- **What is required**: Which lines contain the string "this"? Please list every one of them.

- **Given records**:
>> Begin

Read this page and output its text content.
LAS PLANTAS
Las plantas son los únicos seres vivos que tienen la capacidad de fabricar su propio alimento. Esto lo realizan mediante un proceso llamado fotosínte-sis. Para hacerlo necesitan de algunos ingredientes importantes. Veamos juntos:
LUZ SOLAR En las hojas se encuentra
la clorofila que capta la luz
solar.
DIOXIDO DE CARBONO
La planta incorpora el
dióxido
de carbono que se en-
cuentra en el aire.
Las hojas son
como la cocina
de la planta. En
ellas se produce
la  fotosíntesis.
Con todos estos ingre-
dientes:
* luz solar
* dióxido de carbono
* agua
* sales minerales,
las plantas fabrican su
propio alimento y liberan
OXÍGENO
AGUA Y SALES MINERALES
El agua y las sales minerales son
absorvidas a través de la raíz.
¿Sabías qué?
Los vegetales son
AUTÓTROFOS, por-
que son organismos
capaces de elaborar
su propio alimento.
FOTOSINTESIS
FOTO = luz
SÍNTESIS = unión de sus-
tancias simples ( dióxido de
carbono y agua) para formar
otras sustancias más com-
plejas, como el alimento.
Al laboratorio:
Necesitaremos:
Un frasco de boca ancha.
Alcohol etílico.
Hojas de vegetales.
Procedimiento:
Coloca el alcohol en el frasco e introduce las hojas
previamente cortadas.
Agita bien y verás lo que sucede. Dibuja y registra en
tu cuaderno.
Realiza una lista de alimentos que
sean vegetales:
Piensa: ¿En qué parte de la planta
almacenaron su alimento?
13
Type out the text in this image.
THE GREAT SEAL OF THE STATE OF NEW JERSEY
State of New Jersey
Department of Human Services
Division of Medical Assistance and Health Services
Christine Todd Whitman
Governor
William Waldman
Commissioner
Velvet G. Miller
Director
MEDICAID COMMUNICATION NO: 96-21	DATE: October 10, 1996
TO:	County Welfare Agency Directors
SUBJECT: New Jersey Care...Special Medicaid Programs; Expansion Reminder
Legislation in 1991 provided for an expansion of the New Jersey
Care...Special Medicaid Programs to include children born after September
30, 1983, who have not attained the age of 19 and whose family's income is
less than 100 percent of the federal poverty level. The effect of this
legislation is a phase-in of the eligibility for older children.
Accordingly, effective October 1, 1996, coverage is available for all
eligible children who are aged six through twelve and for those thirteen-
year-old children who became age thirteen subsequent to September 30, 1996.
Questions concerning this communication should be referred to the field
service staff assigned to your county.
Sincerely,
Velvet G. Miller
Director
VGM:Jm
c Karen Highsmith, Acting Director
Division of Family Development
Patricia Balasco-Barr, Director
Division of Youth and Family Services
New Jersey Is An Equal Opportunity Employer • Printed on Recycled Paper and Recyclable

>> End

- **Right answer**:
Read this page and output its text content.
Type out the text in this image.
less than 100 percent of the federal poverty level. The effect of this
Questions concerning this communication should be referred to the field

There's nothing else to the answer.